#### PROBLEM REQUIREMENTS
The records are to be restated in their entirety, word for word.

#### STORED ROWS
* * * *
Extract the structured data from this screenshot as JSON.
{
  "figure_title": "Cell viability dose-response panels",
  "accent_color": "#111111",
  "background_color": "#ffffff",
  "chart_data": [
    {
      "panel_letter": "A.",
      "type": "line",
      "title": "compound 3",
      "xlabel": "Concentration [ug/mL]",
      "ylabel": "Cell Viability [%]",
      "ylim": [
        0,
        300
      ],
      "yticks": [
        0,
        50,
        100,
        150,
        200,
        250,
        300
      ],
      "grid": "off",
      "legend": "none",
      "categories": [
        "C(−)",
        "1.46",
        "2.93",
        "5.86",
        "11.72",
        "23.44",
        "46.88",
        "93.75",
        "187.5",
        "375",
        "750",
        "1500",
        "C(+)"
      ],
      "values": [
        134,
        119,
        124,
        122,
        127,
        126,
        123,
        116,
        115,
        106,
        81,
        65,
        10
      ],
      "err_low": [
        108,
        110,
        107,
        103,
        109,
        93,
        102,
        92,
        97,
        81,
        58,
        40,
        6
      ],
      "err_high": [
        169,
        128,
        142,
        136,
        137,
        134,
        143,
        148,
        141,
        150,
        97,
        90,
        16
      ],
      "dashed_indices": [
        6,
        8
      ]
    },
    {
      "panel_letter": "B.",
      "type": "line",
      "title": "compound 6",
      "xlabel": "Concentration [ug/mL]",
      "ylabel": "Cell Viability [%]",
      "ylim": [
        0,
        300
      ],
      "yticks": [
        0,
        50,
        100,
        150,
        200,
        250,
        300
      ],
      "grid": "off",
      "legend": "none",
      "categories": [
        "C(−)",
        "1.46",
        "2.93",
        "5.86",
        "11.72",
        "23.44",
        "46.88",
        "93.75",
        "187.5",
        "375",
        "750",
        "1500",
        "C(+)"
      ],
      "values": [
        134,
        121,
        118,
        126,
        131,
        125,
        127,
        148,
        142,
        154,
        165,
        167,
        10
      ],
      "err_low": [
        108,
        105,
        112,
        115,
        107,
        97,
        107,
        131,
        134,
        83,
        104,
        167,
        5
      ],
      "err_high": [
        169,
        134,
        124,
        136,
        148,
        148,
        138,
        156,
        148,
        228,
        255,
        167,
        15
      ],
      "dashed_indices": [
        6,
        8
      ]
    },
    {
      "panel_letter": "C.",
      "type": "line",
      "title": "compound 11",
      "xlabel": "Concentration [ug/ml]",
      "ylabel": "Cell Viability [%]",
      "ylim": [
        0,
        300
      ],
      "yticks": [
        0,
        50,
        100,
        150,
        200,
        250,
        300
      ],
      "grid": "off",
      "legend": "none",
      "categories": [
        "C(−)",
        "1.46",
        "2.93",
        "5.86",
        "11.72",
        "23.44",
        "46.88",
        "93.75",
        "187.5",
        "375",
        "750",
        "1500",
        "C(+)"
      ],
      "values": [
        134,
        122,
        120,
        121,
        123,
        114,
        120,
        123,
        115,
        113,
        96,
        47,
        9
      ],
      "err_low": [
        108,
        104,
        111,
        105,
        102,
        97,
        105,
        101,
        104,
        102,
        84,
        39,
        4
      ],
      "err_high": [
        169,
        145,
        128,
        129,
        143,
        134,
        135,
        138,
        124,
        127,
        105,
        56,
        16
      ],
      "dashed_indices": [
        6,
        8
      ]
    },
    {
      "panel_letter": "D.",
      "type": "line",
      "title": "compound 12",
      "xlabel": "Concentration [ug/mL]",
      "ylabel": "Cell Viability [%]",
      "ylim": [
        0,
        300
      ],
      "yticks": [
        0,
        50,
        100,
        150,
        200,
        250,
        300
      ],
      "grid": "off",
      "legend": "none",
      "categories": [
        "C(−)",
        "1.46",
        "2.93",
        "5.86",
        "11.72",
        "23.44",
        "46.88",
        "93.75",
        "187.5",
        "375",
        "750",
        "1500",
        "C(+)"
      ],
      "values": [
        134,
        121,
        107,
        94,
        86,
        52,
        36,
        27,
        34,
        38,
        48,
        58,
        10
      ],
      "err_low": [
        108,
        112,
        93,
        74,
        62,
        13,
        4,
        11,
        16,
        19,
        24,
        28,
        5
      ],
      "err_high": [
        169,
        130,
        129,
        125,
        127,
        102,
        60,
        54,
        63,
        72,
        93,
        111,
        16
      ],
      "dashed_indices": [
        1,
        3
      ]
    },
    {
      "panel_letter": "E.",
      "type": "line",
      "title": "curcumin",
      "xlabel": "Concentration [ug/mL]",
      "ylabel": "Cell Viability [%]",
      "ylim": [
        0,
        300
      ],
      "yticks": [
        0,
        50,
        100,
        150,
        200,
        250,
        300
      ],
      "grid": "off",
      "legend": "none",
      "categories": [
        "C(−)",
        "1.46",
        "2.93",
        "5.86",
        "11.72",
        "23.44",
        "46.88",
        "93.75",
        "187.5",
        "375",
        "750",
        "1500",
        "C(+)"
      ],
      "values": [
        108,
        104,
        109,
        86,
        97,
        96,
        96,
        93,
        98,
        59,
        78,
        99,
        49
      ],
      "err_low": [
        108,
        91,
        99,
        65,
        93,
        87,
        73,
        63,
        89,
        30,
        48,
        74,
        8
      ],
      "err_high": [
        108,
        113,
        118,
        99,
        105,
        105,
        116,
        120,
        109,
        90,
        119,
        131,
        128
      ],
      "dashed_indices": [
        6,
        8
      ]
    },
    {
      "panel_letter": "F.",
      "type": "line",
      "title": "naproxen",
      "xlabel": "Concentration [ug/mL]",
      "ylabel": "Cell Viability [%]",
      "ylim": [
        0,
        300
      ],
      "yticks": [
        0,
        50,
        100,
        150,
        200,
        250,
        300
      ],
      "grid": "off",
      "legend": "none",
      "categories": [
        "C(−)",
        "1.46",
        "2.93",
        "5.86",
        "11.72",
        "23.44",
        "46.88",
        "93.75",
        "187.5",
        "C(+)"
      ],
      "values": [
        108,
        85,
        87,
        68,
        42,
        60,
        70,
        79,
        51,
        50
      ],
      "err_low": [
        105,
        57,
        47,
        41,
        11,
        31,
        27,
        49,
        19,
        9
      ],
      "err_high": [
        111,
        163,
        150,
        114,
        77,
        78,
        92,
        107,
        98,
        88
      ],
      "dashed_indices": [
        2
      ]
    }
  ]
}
* * * *
#### FINAL RESULT
Extract the structured data from this screenshot as JSON.
{
  "figure_title": "Cell viability dose-response panels",
  "accent_color": "#111111",
  "background_color": "#ffffff",
  "chart_data": [
    {
      "panel_letter": "A.",
      "type": "line",
      "title": "compound 3",
      "xlabel": "Concentration [ug/mL]",
      "ylabel": "Cell Viability [%]",
      "ylim": [
        0,
        300
      ],
      "yticks": [
        0,
        50,
        100,
        150,
        200,
        250,
        300
      ],
      "grid": "off",
      "legend": "none",
      "categories": [
        "C(−)",
        "1.46",
        "2.93",
        "5.86",
        "11.72",
        "23.44",
        "46.88",
        "93.75",
        "187.5",
        "375",
        "750",
        "1500",
        "C(+)"
      ],
      "values": [
        134,
        119,
        124,
        122,
        127,
        126,
        123,
        116,
        115,
        106,
        81,
        65,
        10
      ],
      "err_low": [
        108,
        110,
        107,
        103,
        109,
        93,
        102,
        92,
        97,
        81,
        58,
        40,
        6
      ],
      "err_high": [
        169,
        128,
        142,
        136,
        137,
        134,
        143,
        148,
        141,
        150,
        97,
        90,
        16
      ],
      "dashed_indices": [
        6,
        8
      ]
    },
    {
      "panel_letter": "B.",
      "type": "line",
      "title": "compound 6",
      "xlabel": "Concentration [ug/mL]",
      "ylabel": "Cell Viability [%]",
      "ylim": [
        0,
        300
      ],
      "yticks": [
        0,
        50,
        100,
        150,
        200,
        250,
        300
      ],
      "grid": "off",
      "legend": "none",
      "categories": [
        "C(−)",
        "1.46",
        "2.93",
        "5.86",
        "11.72",
        "23.44",
        "46.88",
        "93.75",
        "187.5",
        "375",
        "750",
        "1500",
        "C(+)"
      ],
      "values": [
        134,
        121,
        118,
        126,
        131,
        125,
        127,
        148,
        142,
        154,
        165,
        167,
        10
      ],
      "err_low": [
        108,
        105,
        112,
        115,
        107,
        97,
        107,
        131,
        134,
        83,
        104,
        167,
        5
      ],
      "err_high": [
        169,
        134,
        124,
        136,
        148,
        148,
        138,
        156,
        148,
        228,
        255,
        167,
        15
      ],
      "dashed_indices": [
        6,
        8
      ]
    },
    {
      "panel_letter": "C.",
      "type": "line",
      "title": "compound 11",
      "xlabel": "Concentration [ug/ml]",
      "ylabel": "Cell Viability [%]",
      "ylim": [
        0,
        300
      ],
      "yticks": [
        0,
        50,
        100,
        150,
        200,
        250,
        300
      ],
      "grid": "off",
      "legend": "none",
      "categories": [
        "C(−)",
        "1.46",
        "2.93",
        "5.86",
        "11.72",
        "23.44",
        "46.88",
        "93.75",
        "187.5",
        "375",
        "750",
        "1500",
        "C(+)"
      ],
      "values": [
        134,
        122,
        120,
        121,
        123,
        114,
        120,
        123,
        115,
        113,
        96,
        47,
        9
      ],
      "err_low": [
        108,
        104,
        111,
        105,
        102,
        97,
        105,
        101,
        104,
        102,
        84,
        39,
        4
      ],
      "err_high": [
        169,
        145,
        128,
        129,
        143,
        134,
        135,
        138,
        124,
        127,
        105,
        56,
        16
      ],
      "dashed_indices": [
        6,
        8
      ]
    },
    {
      "panel_letter": "D.",
      "type": "line",
      "title": "compound 12",
      "xlabel": "Concentration [ug/mL]",
      "ylabel": "Cell Viability [%]",
      "ylim": [
        0,
        300
      ],
      "yticks": [
        0,
        50,
        100,
        150,
        200,
        250,
        300
      ],
      "grid": "off",
      "legend": "none",
      "categories": [
        "C(−)",
        "1.46",
        "2.93",
        "5.86",
        "11.72",
        "23.44",
        "46.88",
        "93.75",
        "187.5",
        "375",
        "750",
        "1500",
        "C(+)"
      ],
      "values": [
        134,
        121,
        107,
        94,
        86,
        52,
        36,
        27,
        34,
        38,
        48,
        58,
        10
      ],
      "err_low": [
        108,
        112,
        93,
        74,
        62,
        13,
        4,
        11,
        16,
        19,
        24,
        28,
        5
      ],
      "err_high": [
        169,
        130,
        129,
        125,
        127,
        102,
        60,
        54,
        63,
        72,
        93,
        111,
        16
      ],
      "dashed_indices": [
        1,
        3
      ]
    },
    {
      "panel_letter": "E.",
      "type": "line",
      "title": "curcumin",
      "xlabel": "Concentration [ug/mL]",
      "ylabel": "Cell Viability [%]",
      "ylim": [
        0,
        300
      ],
      "yticks": [
        0,
        50,
        100,
        150,
        200,
        250,
        300
      ],
      "grid": "off",
      "legend": "none",
      "categories": [
        "C(−)",
        "1.46",
        "2.93",
        "5.86",
        "11.72",
        "23.44",
        "46.88",
        "93.75",
        "187.5",
        "375",
        "750",
        "1500",
        "C(+)"
      ],
      "values": [
        108,
        104,
        109,
        86,
        97,
        96,
        96,
        93,
        98,
        59,
        78,
        99,
        49
      ],
      "err_low": [
        108,
        91,
        99,
        65,
        93,
        87,
        73,
        63,
        89,
        30,
        48,
        74,
        8
      ],
      "err_high": [
        108,
        113,
        118,
        99,
        105,
        105,
        116,
        120,
        109,
        90,
        119,
        131,
        128
      ],
      "dashed_indices": [
        6,
        8
      ]
    },
    {
      "panel_letter": "F.",
      "type": "line",
      "title": "naproxen",
      "xlabel": "Concentration [ug/mL]",
      "ylabel": "Cell Viability [%]",
      "ylim": [
        0,
        300
      ],
      "yticks": [
        0,
        50,
        100,
        150,
        200,
        250,
        300
      ],
      "grid": "off",
      "legend": "none",
      "categories": [
        "C(−)",
        "1.46",
        "2.93",
        "5.86",
        "11.72",
        "23.44",
        "46.88",
        "93.75",
        "187.5",
        "C(+)"
      ],
      "values": [
        108,
        85,
        87,
        68,
        42,
        60,
        70,
        79,
        51,
        50
      ],
      "err_low": [
        105,
        57,
        47,
        41,
        11,
        31,
        27,
        49,
        19,
        9
      ],
      "err_high": [
        111,
        163,
        150,
        114,
        77,
        78,
        92,
        107,
        98,
        88
      ],
      "dashed_indices": [
        2
      ]
    }
  ]
}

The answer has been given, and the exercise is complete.